• **WHAT YOU HAVE TO DO**
Output the material below in its entirety, exactly as given.
--- Begin ITEMS ---
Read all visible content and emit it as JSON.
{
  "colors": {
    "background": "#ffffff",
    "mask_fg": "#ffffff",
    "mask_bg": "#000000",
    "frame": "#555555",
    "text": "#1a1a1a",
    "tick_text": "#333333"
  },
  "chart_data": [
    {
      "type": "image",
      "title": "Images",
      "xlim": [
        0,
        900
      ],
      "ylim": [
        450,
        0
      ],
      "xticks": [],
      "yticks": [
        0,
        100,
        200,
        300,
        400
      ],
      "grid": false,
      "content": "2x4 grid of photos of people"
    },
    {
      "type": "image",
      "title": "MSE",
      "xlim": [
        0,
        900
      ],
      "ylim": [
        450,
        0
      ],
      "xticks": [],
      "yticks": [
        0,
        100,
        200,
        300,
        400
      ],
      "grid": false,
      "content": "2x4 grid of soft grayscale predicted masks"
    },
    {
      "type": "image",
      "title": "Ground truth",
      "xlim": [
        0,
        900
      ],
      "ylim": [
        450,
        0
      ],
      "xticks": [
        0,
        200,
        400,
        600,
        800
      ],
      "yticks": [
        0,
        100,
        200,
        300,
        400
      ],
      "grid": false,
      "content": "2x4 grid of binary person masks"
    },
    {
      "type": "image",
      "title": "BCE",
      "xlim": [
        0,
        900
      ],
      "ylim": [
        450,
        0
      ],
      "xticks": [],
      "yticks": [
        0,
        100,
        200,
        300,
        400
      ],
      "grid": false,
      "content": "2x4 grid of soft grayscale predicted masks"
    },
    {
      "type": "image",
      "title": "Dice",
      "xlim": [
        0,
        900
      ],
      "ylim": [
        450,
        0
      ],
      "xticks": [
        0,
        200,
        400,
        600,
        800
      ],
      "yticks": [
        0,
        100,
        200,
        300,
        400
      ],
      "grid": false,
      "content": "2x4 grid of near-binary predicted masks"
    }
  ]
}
--- End ITEMS ---
• **ANSWER FOR THIS EXERCISE**
Read all visible content and emit it as JSON.
{
  "colors": {
    "background": "#ffffff",
    "mask_fg": "#ffffff",
    "mask_bg": "#000000",
    "frame": "#555555",
    "text": "#1a1a1a",
    "tick_text": "#333333"
  },
  "chart_data": [
    {
      "type": "image",
      "title": "Images",
      "xlim": [
        0,
        900
      ],
      "ylim": [
        450,
        0
      ],
      "xticks": [],
      "yticks": [
        0,
        100,
        200,
        300,
        400
      ],
      "grid": false,
      "content": "2x4 grid of photos of people"
    },
    {
      "type": "image",
      "title": "MSE",
      "xlim": [
        0,
        900
      ],
      "ylim": [
        450,
        0
      ],
      "xticks": [],
      "yticks": [
        0,
        100,
        200,
        300,
        400
      ],
      "grid": false,
      "content": "2x4 grid of soft grayscale predicted masks"
    },
    {
      "type": "image",
      "title": "Ground truth",
      "xlim": [
        0,
        900
      ],
      "ylim": [
        450,
        0
      ],
      "xticks": [
        0,
        200,
        400,
        600,
        800
      ],
      "yticks": [
        0,
        100,
        200,
        300,
        400
      ],
      "grid": false,
      "content": "2x4 grid of binary person masks"
    },
    {
      "type": "image",
      "title": "BCE",
      "xlim": [
        0,
        900
      ],
      "ylim": [
        450,
        0
      ],
      "xticks": [],
      "yticks": [
        0,
        100,
        200,
        300,
        400
      ],
      "grid": false,
      "content": "2x4 grid of soft grayscale predicted masks"
    },
    {
      "type": "image",
      "title": "Dice",
      "xlim": [
        0,
        900
      ],
      "ylim": [
        450,
        0
      ],
      "xticks": [
        0,
        200,
        400,
        600,
        800
      ],
      "yticks": [
        0,
        100,
        200,
        300,
        400
      ],
      "grid": false,
      "content": "2x4 grid of near-binary predicted masks"
    }
  ]
}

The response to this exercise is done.